Which lines hold the word "stream"? Copy each of them.

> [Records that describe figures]
-- BEGIN --
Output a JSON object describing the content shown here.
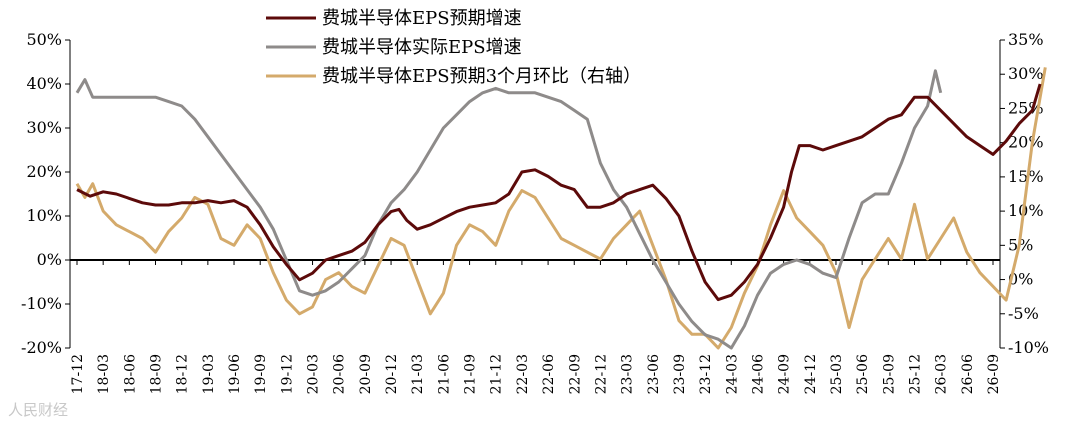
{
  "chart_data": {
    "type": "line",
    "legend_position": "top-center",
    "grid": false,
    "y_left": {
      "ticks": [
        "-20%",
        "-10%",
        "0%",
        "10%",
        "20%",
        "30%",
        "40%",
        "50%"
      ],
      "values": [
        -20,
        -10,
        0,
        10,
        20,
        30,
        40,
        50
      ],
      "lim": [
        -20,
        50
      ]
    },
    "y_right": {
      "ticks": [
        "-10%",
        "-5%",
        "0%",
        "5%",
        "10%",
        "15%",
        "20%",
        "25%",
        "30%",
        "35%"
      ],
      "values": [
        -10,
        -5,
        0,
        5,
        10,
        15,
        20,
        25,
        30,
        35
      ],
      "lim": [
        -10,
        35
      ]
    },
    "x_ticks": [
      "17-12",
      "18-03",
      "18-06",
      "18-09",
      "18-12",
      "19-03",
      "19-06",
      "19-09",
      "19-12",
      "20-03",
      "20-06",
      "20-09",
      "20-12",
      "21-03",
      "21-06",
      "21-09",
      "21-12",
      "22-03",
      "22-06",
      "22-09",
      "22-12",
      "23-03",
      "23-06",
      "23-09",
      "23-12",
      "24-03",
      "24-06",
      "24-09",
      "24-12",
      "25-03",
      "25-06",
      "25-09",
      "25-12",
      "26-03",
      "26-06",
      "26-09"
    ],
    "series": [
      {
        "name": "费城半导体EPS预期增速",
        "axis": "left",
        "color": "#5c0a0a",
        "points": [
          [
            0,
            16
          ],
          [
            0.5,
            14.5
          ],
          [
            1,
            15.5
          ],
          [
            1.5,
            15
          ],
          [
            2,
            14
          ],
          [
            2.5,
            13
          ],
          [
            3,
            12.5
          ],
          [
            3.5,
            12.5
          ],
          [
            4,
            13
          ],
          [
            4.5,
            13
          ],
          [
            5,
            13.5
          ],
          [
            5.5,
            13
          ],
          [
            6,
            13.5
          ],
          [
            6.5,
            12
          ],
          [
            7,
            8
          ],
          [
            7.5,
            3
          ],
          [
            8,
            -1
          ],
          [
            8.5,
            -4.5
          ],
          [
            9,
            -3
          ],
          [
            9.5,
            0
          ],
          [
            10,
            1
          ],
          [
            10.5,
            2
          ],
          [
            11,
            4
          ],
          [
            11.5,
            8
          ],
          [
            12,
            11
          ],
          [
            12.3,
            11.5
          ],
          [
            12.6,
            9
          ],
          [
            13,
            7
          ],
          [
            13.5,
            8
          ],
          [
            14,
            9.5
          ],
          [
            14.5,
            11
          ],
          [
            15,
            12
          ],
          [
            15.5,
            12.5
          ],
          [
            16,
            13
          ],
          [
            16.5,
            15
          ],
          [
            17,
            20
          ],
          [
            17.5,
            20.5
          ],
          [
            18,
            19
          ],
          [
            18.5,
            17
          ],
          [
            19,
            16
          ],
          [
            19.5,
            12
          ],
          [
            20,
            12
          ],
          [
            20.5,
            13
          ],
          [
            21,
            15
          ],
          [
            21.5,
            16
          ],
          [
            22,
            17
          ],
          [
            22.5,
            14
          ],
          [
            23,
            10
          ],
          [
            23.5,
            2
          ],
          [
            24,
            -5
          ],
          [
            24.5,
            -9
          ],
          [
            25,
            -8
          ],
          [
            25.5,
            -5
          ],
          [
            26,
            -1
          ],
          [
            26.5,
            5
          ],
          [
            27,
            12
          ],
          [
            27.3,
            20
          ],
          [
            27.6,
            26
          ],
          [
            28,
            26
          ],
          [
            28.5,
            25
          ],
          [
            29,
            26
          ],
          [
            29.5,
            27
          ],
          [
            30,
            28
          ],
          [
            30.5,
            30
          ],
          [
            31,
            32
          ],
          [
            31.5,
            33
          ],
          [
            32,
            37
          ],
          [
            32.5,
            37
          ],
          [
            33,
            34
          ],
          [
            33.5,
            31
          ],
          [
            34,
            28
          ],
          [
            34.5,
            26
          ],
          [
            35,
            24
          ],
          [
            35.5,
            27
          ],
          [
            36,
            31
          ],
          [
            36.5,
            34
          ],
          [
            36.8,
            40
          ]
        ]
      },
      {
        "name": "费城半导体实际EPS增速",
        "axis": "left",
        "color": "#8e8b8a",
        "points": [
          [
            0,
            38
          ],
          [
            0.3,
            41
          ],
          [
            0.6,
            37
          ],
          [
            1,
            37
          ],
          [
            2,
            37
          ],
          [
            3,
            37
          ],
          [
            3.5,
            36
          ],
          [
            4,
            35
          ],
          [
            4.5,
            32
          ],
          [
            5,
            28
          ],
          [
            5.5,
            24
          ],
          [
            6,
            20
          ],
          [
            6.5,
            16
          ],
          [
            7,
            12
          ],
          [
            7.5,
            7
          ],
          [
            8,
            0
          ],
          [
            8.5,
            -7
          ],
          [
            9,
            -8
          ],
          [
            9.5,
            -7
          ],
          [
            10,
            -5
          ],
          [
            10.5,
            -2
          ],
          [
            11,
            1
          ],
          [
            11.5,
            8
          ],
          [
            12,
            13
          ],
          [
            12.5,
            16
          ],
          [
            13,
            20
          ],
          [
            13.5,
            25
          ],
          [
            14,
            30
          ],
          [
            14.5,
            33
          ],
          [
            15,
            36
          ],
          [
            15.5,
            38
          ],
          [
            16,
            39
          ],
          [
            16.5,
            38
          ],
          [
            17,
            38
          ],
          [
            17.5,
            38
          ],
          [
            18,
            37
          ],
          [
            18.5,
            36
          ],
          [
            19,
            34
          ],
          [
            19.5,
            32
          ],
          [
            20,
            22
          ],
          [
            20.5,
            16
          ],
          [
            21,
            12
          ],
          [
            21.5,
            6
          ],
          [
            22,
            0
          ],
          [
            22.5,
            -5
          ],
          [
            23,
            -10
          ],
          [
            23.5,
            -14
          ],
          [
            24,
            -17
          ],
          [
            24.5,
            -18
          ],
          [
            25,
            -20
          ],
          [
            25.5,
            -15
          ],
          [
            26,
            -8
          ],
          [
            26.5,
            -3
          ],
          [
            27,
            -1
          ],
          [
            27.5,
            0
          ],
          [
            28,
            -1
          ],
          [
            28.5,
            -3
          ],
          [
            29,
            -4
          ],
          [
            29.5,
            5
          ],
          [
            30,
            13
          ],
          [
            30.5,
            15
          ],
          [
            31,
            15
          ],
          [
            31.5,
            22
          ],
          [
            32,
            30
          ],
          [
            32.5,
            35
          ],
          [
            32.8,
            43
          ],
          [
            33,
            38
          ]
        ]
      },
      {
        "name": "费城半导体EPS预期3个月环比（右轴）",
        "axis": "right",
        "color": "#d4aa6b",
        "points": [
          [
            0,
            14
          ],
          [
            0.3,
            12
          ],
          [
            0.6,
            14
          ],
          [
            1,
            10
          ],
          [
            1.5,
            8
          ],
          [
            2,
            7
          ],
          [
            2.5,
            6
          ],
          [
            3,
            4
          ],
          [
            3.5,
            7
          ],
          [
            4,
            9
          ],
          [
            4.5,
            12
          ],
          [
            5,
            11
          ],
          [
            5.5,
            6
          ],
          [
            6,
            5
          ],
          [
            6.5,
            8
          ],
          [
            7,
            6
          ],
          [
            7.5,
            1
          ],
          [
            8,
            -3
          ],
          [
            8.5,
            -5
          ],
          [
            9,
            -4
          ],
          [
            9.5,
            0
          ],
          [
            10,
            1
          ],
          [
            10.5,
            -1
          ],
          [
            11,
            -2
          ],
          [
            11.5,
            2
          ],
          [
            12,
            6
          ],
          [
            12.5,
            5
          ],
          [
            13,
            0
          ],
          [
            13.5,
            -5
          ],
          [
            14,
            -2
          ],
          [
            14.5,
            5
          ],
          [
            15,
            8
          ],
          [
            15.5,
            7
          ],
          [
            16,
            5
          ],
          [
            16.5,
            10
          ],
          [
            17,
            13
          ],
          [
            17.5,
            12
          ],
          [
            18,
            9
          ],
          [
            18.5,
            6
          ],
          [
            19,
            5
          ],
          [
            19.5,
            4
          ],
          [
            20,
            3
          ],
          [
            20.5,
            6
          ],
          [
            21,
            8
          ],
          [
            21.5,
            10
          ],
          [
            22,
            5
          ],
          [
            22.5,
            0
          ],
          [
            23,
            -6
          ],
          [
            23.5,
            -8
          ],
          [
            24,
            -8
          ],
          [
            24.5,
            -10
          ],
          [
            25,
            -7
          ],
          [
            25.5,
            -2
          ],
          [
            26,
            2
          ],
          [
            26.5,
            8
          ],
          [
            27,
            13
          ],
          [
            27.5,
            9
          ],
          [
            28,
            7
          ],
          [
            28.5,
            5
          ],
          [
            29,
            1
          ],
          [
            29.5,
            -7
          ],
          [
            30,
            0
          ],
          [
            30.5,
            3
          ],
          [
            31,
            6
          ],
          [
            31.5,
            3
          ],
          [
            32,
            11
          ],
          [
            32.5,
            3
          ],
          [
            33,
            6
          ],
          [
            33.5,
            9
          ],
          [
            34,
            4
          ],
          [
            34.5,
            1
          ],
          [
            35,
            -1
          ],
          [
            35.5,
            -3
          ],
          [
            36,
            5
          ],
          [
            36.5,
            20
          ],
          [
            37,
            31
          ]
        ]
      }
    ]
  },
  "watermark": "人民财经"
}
-- END --
-- BEGIN --
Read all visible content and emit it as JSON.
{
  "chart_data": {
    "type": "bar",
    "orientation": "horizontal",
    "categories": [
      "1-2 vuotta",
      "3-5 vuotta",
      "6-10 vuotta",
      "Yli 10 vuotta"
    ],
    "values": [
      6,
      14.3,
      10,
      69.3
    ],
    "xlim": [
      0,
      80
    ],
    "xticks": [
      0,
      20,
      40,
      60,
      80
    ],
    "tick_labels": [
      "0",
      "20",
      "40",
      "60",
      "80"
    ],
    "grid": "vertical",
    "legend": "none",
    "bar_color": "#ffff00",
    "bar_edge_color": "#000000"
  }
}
-- END --
-- BEGIN --
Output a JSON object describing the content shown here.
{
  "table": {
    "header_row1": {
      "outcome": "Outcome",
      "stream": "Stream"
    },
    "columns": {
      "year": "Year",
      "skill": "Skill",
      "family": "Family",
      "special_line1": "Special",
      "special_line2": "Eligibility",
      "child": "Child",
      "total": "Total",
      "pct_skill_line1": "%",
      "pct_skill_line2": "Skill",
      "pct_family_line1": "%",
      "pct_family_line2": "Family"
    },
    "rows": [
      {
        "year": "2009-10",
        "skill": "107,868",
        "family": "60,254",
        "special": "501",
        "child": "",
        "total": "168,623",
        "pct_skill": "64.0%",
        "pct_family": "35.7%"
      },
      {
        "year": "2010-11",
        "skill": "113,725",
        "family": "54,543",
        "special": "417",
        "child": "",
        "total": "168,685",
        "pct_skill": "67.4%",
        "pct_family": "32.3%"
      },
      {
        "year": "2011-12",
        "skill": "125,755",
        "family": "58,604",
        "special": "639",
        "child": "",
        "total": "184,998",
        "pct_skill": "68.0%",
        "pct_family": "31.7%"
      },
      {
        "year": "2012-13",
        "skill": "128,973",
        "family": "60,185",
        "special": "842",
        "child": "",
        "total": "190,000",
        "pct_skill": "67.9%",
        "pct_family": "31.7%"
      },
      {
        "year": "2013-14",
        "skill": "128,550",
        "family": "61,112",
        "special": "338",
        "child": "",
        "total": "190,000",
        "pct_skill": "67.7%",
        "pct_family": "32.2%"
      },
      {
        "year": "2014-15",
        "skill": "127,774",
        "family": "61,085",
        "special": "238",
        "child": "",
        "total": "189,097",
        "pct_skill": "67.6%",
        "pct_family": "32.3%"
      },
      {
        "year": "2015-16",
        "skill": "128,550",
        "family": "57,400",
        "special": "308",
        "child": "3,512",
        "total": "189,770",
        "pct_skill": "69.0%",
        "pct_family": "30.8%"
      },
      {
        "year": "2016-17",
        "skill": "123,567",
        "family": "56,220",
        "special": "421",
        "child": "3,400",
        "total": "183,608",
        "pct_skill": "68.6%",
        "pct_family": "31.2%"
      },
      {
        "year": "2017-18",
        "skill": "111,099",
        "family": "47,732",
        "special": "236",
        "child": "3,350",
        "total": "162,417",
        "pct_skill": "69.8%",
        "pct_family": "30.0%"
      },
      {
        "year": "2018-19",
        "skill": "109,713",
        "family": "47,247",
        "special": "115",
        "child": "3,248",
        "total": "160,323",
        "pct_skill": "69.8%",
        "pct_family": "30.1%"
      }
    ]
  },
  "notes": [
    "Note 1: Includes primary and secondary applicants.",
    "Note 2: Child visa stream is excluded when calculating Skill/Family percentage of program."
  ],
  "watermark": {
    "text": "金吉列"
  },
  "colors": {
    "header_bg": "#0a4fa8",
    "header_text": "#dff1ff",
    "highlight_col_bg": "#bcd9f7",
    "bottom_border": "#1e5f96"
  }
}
-- END --
> [SOLUTION FOR THIS TASK]
      "stream": "Stream"
    "Note 2: Child visa stream is excluded when calculating Skill/Family percentage of program."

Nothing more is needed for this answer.